### AIM:
Below is a block of records. Copy every line in it that contains the word "subtitle".

(Dataset items)

--- --- ---

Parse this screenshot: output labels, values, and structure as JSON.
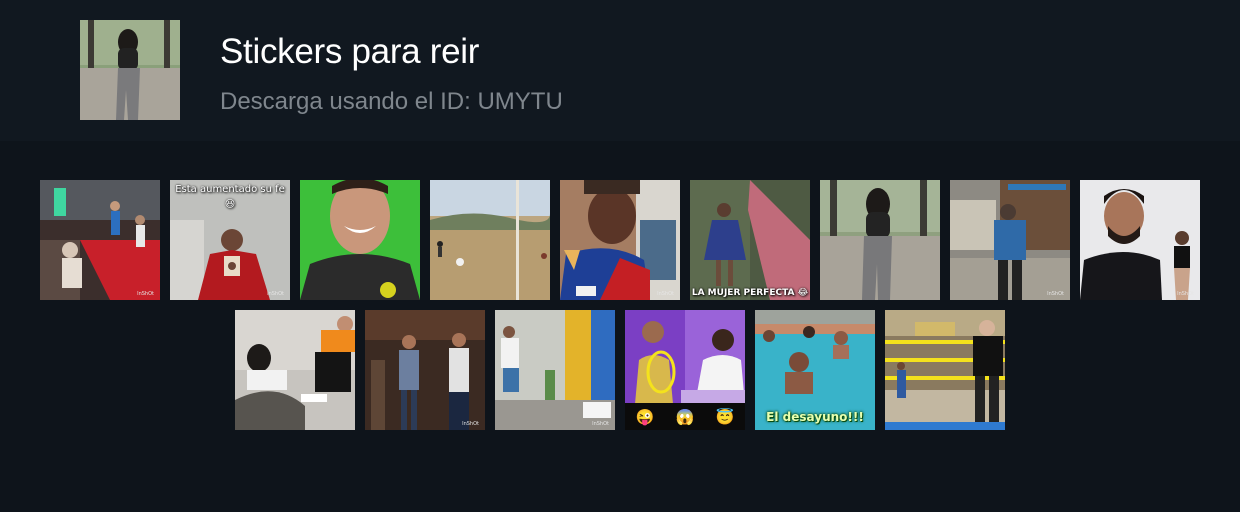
{
  "header": {
    "title": "Stickers para reir",
    "subtitle": "Descarga usando el ID: UMYTU",
    "thumbnail_icon": "woman-walking-photo"
  },
  "stickers_row1": [
    {
      "name": "runway-crowd",
      "caption": ""
    },
    {
      "name": "priest-praying",
      "caption": "Esta aumentado su fe 😆"
    },
    {
      "name": "smiling-man-green-screen",
      "caption": ""
    },
    {
      "name": "boy-soccer-field",
      "caption": ""
    },
    {
      "name": "man-eating-ice-cream",
      "caption": ""
    },
    {
      "name": "woman-on-bridge",
      "caption": "LA MUJER PERFECTA 😂"
    },
    {
      "name": "woman-walking",
      "caption": ""
    },
    {
      "name": "man-carrying-person",
      "caption": ""
    },
    {
      "name": "man-selfie",
      "caption": ""
    }
  ],
  "stickers_row2": [
    {
      "name": "kick-in-bed",
      "caption": ""
    },
    {
      "name": "dancing-men",
      "caption": ""
    },
    {
      "name": "man-falling-street",
      "caption": ""
    },
    {
      "name": "tv-presenters",
      "caption": "",
      "emojis": [
        "😜",
        "😱",
        "😇"
      ]
    },
    {
      "name": "pool-party",
      "caption": "El desayuno!!!"
    },
    {
      "name": "wrestling-ring",
      "caption": ""
    }
  ],
  "watermark": "InShOt",
  "colors": {
    "background": "#0e141b",
    "header_background": "#111820",
    "title": "#ffffff",
    "subtitle": "#7f868d"
  }
}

--- --- ---

### CORRECT OUTPUT:
    "subtitle": "Descarga usando el ID: UMYTU",
    "subtitle": "#7f868d"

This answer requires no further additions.